Examine the records and identify each line that includes the string "address". Copy those lines.

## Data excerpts
** BEGIN **

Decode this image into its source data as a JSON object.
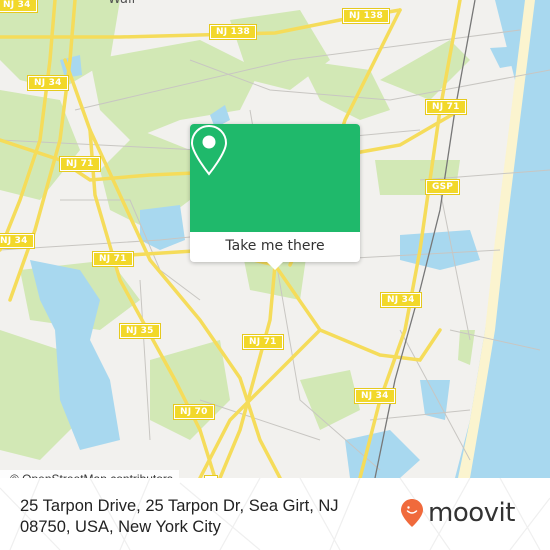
{
  "map": {
    "place_labels": [
      {
        "id": "wall",
        "text": "Wall"
      }
    ],
    "road_labels": [
      {
        "id": "nj34-top-left",
        "text": "NJ 34"
      },
      {
        "id": "nj138-left",
        "text": "NJ 138"
      },
      {
        "id": "nj138-right",
        "text": "NJ 138"
      },
      {
        "id": "nj34-upper",
        "text": "NJ 34"
      },
      {
        "id": "nj71-upper",
        "text": "NJ 71"
      },
      {
        "id": "nj71-middle",
        "text": "NJ 71"
      },
      {
        "id": "gsp",
        "text": "GSP"
      },
      {
        "id": "nj34-mid",
        "text": "NJ 34"
      },
      {
        "id": "nj71-lower",
        "text": "NJ 71"
      },
      {
        "id": "nj34-lower",
        "text": "NJ 34"
      },
      {
        "id": "nj35",
        "text": "NJ 35"
      },
      {
        "id": "nj71-bottom",
        "text": "NJ 71"
      },
      {
        "id": "nj34-bottom",
        "text": "NJ 34"
      },
      {
        "id": "nj70",
        "text": "NJ 70"
      }
    ],
    "attribution": "© OpenStreetMap contributors",
    "colors": {
      "land": "#f2f1ee",
      "park": "#d2e8b5",
      "water": "#a8d8ef",
      "road_major": "#f5dc5a",
      "beach": "#fbf4cf",
      "rail": "#777777"
    }
  },
  "popup": {
    "icon": "location-pin-icon",
    "button_label": "Take me there",
    "accent_color": "#1fb96b"
  },
  "footer": {
    "address": "25 Tarpon Drive, 25 Tarpon Dr, Sea Girt, NJ 08750, USA, New York City",
    "brand": "moovit",
    "brand_color": "#f06a3c"
  }
}
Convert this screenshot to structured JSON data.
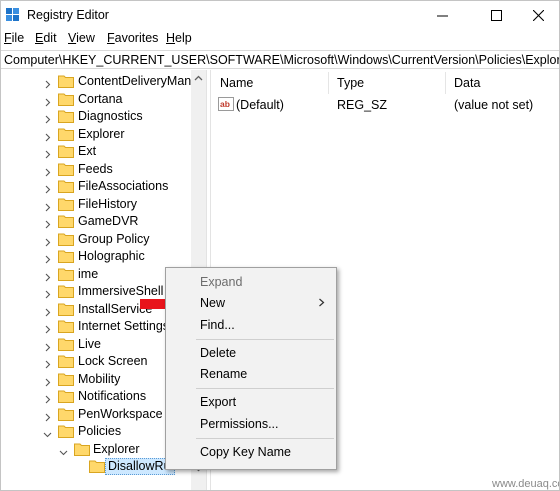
{
  "window": {
    "title": "Registry Editor"
  },
  "menu": [
    {
      "label": "File",
      "key": "F",
      "rest": "ile"
    },
    {
      "label": "Edit",
      "key": "E",
      "rest": "dit"
    },
    {
      "label": "View",
      "key": "V",
      "rest": "iew"
    },
    {
      "label": "Favorites",
      "key": "F",
      "rest": "avorites"
    },
    {
      "label": "Help",
      "key": "H",
      "rest": "elp"
    }
  ],
  "address": "Computer\\HKEY_CURRENT_USER\\SOFTWARE\\Microsoft\\Windows\\CurrentVersion\\Policies\\Explorer\\DisallowRun",
  "tree": {
    "items": [
      {
        "label": "ContentDeliveryManager",
        "display": "ContentDeliveryMana"
      },
      {
        "label": "Cortana",
        "display": "Cortana"
      },
      {
        "label": "Diagnostics",
        "display": "Diagnostics"
      },
      {
        "label": "Explorer",
        "display": "Explorer"
      },
      {
        "label": "Ext",
        "display": "Ext"
      },
      {
        "label": "Feeds",
        "display": "Feeds"
      },
      {
        "label": "FileAssociations",
        "display": "FileAssociations"
      },
      {
        "label": "FileHistory",
        "display": "FileHistory"
      },
      {
        "label": "GameDVR",
        "display": "GameDVR"
      },
      {
        "label": "Group Policy",
        "display": "Group Policy"
      },
      {
        "label": "Holographic",
        "display": "Holographic"
      },
      {
        "label": "ime",
        "display": "ime"
      },
      {
        "label": "ImmersiveShell",
        "display": "ImmersiveShell"
      },
      {
        "label": "InstallService",
        "display": "InstallService"
      },
      {
        "label": "Internet Settings",
        "display": "Internet Settings"
      },
      {
        "label": "Live",
        "display": "Live"
      },
      {
        "label": "Lock Screen",
        "display": "Lock Screen"
      },
      {
        "label": "Mobility",
        "display": "Mobility"
      },
      {
        "label": "Notifications",
        "display": "Notifications"
      },
      {
        "label": "PenWorkspace",
        "display": "PenWorkspace"
      },
      {
        "label": "Policies",
        "display": "Policies"
      }
    ],
    "policies_child": "Explorer",
    "selected_child": "DisallowRun"
  },
  "values_pane": {
    "columns": [
      "Name",
      "Type",
      "Data"
    ],
    "rows": [
      {
        "name": "(Default)",
        "type": "REG_SZ",
        "data": "(value not set)"
      }
    ]
  },
  "context_menu": {
    "expand": "Expand",
    "new": "New",
    "find": "Find...",
    "delete": "Delete",
    "rename": "Rename",
    "export": "Export",
    "permissions": "Permissions...",
    "copy_key_name": "Copy Key Name"
  },
  "watermark": "www.deuaq.com",
  "colors": {
    "selection": "#cde8ff",
    "folder": "#ffd86b",
    "arrow": "#e8141b"
  }
}
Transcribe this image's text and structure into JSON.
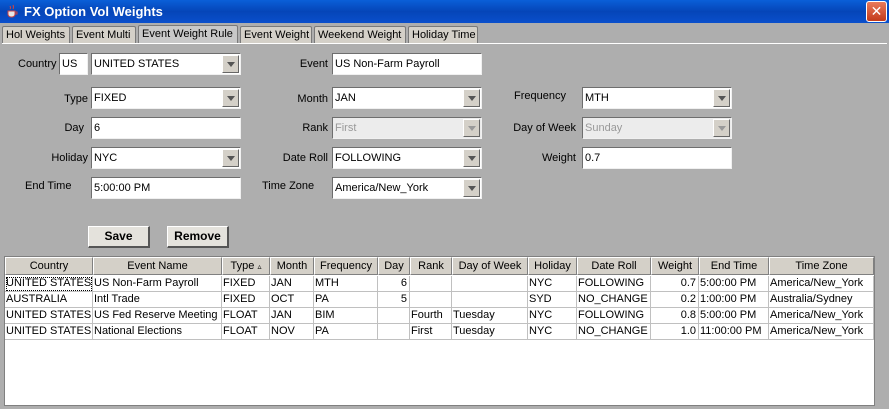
{
  "window": {
    "title": "FX Option Vol Weights"
  },
  "tabs": [
    {
      "label": "Hol Weights"
    },
    {
      "label": "Event Multi"
    },
    {
      "label": "Event Weight Rule"
    },
    {
      "label": "Event Weight"
    },
    {
      "label": "Weekend Weight"
    },
    {
      "label": "Holiday Time"
    }
  ],
  "form": {
    "country_label": "Country",
    "country_code": "US",
    "country_name": "UNITED STATES",
    "event_label": "Event",
    "event_value": "US Non-Farm Payroll",
    "type_label": "Type",
    "type_value": "FIXED",
    "month_label": "Month",
    "month_value": "JAN",
    "frequency_label": "Frequency",
    "frequency_value": "MTH",
    "day_label": "Day",
    "day_value": "6",
    "rank_label": "Rank",
    "rank_value": "First",
    "dow_label": "Day of Week",
    "dow_value": "Sunday",
    "holiday_label": "Holiday",
    "holiday_value": "NYC",
    "dateroll_label": "Date Roll",
    "dateroll_value": "FOLLOWING",
    "weight_label": "Weight",
    "weight_value": "0.7",
    "endtime_label": "End Time",
    "endtime_value": "5:00:00 PM",
    "timezone_label": "Time Zone",
    "timezone_value": "America/New_York"
  },
  "buttons": {
    "save": "Save",
    "remove": "Remove"
  },
  "table": {
    "columns": [
      "Country",
      "Event Name",
      "Type",
      "Month",
      "Frequency",
      "Day",
      "Rank",
      "Day of Week",
      "Holiday",
      "Date Roll",
      "Weight",
      "End Time",
      "Time Zone"
    ],
    "sort_indicator": "▵",
    "rows": [
      [
        "UNITED STATES",
        "US Non-Farm Payroll",
        "FIXED",
        "JAN",
        "MTH",
        "6",
        "",
        "",
        "NYC",
        "FOLLOWING",
        "0.7",
        "5:00:00 PM",
        "America/New_York"
      ],
      [
        "AUSTRALIA",
        "Intl Trade",
        "FIXED",
        "OCT",
        "PA",
        "5",
        "",
        "",
        "SYD",
        "NO_CHANGE",
        "0.2",
        "1:00:00 PM",
        "Australia/Sydney"
      ],
      [
        "UNITED STATES",
        "US Fed Reserve Meeting",
        "FLOAT",
        "JAN",
        "BIM",
        "",
        "Fourth",
        "Tuesday",
        "NYC",
        "FOLLOWING",
        "0.8",
        "5:00:00 PM",
        "America/New_York"
      ],
      [
        "UNITED STATES",
        "National Elections",
        "FLOAT",
        "NOV",
        "PA",
        "",
        "First",
        "Tuesday",
        "NYC",
        "NO_CHANGE",
        "1.0",
        "11:00:00 PM",
        "America/New_York"
      ]
    ]
  },
  "colors": {
    "titlebar": "#0545b8",
    "window_bg": "#aeaeae",
    "close_button": "#c33a1a"
  },
  "icons": {
    "app": "java-cup-icon",
    "close": "close-icon",
    "dropdown": "chevron-down-icon"
  }
}
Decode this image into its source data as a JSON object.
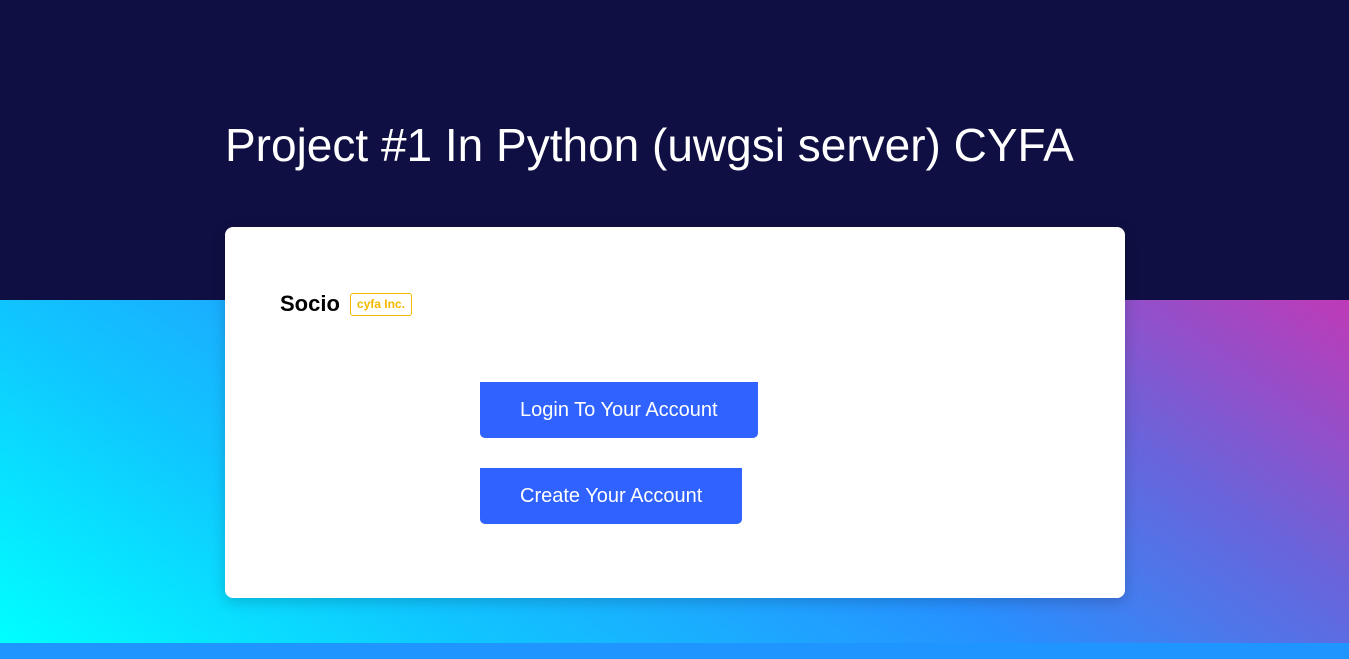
{
  "header": {
    "title": "Project #1 In Python (uwgsi server) CYFA"
  },
  "card": {
    "brand_name": "Socio",
    "brand_badge": "cyfa Inc.",
    "login_label": "Login To Your Account",
    "create_label": "Create Your Account"
  },
  "colors": {
    "header_background": "#0f0f43",
    "button_background": "#2f62ff",
    "badge_accent": "#f5b800",
    "gradient_start": "#00ffff",
    "gradient_end": "#bf3ab7"
  }
}
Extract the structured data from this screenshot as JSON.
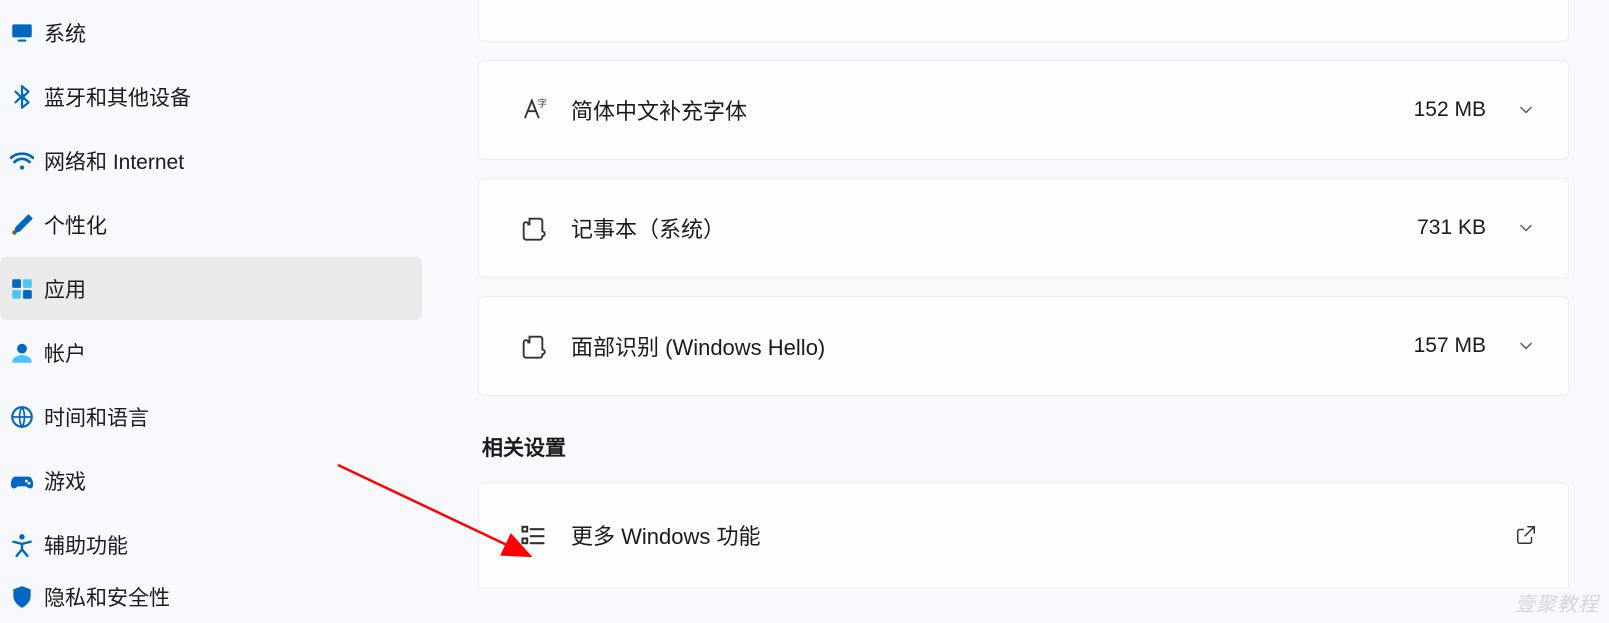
{
  "sidebar": {
    "items": [
      {
        "label": "系统",
        "icon": "system"
      },
      {
        "label": "蓝牙和其他设备",
        "icon": "bluetooth"
      },
      {
        "label": "网络和 Internet",
        "icon": "network"
      },
      {
        "label": "个性化",
        "icon": "personalization"
      },
      {
        "label": "应用",
        "icon": "apps",
        "active": true
      },
      {
        "label": "帐户",
        "icon": "accounts"
      },
      {
        "label": "时间和语言",
        "icon": "time-language"
      },
      {
        "label": "游戏",
        "icon": "gaming"
      },
      {
        "label": "辅助功能",
        "icon": "accessibility"
      },
      {
        "label": "隐私和安全性",
        "icon": "privacy"
      }
    ]
  },
  "features": [
    {
      "label": "简体中文补充字体",
      "size": "152 MB",
      "icon": "font"
    },
    {
      "label": "记事本（系统）",
      "size": "731 KB",
      "icon": "piece"
    },
    {
      "label": "面部识别 (Windows Hello)",
      "size": "157 MB",
      "icon": "piece"
    }
  ],
  "related": {
    "heading": "相关设置",
    "items": [
      {
        "label": "更多 Windows 功能",
        "icon": "list",
        "action": "open-external"
      }
    ]
  },
  "watermark": "壹聚教程"
}
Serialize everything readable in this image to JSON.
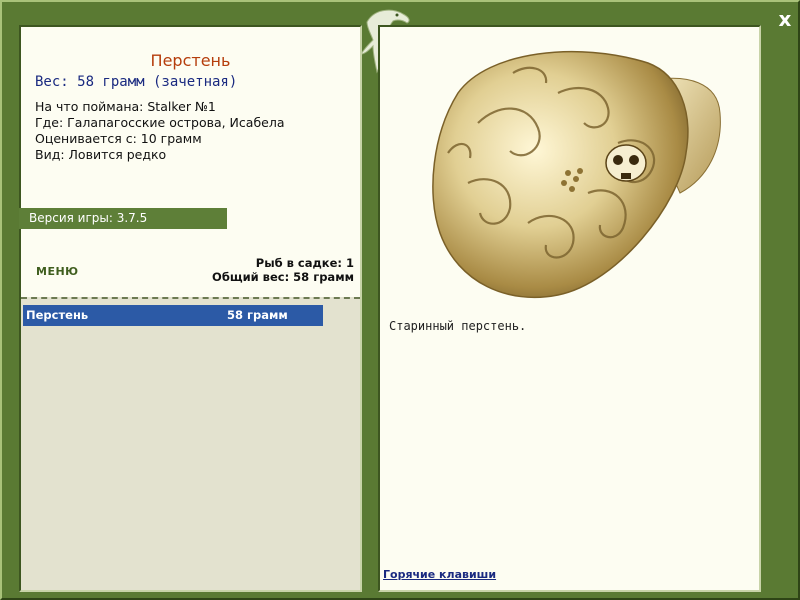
{
  "window": {
    "close_label": "x"
  },
  "fish": {
    "title": "Перстень",
    "weight_line": "Вес: 58 грамм (зачетная)",
    "caught_on": "На что поймана: Stalker №1",
    "location": "Где: Галапагосские острова, Исабела",
    "valued_from": "Оценивается с: 10 грамм",
    "rarity": "Вид: Ловится редко",
    "description": "Старинный перстень."
  },
  "game": {
    "version": "Версия игры: 3.7.5"
  },
  "menu": {
    "label": "МЕНЮ"
  },
  "cage": {
    "count_line": "Рыб в садке: 1",
    "total_weight_line": "Общий вес: 58 грамм",
    "items": [
      {
        "name": "Перстень",
        "weight": "58 грамм"
      }
    ]
  },
  "links": {
    "hotkeys": "Горячие клавиши"
  },
  "colors": {
    "frame_green": "#5a7a33",
    "panel_cream": "#fdfdf2",
    "title_orange": "#b53d0c",
    "weight_blue": "#1a2a80",
    "selection_blue": "#2c5aa6"
  },
  "icons": {
    "logo": "dolphin-icon",
    "close": "close-icon"
  }
}
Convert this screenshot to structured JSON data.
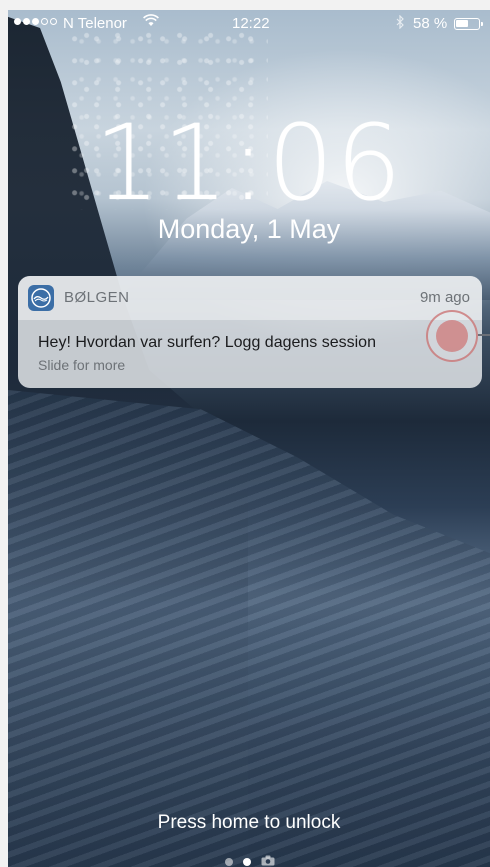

** END **

## THE RESULT
    "address": "25 Tarpon Drive, 25 Tarpon Dr, Sea Girt, NJ 08750, USA, New York City",
  "address": "Computer\\HKEY_CURRENT_USER\\SOFTWARE\\Microsoft\\Windows\\CurrentVersion\\Policies\\Explorer\\DisallowRun",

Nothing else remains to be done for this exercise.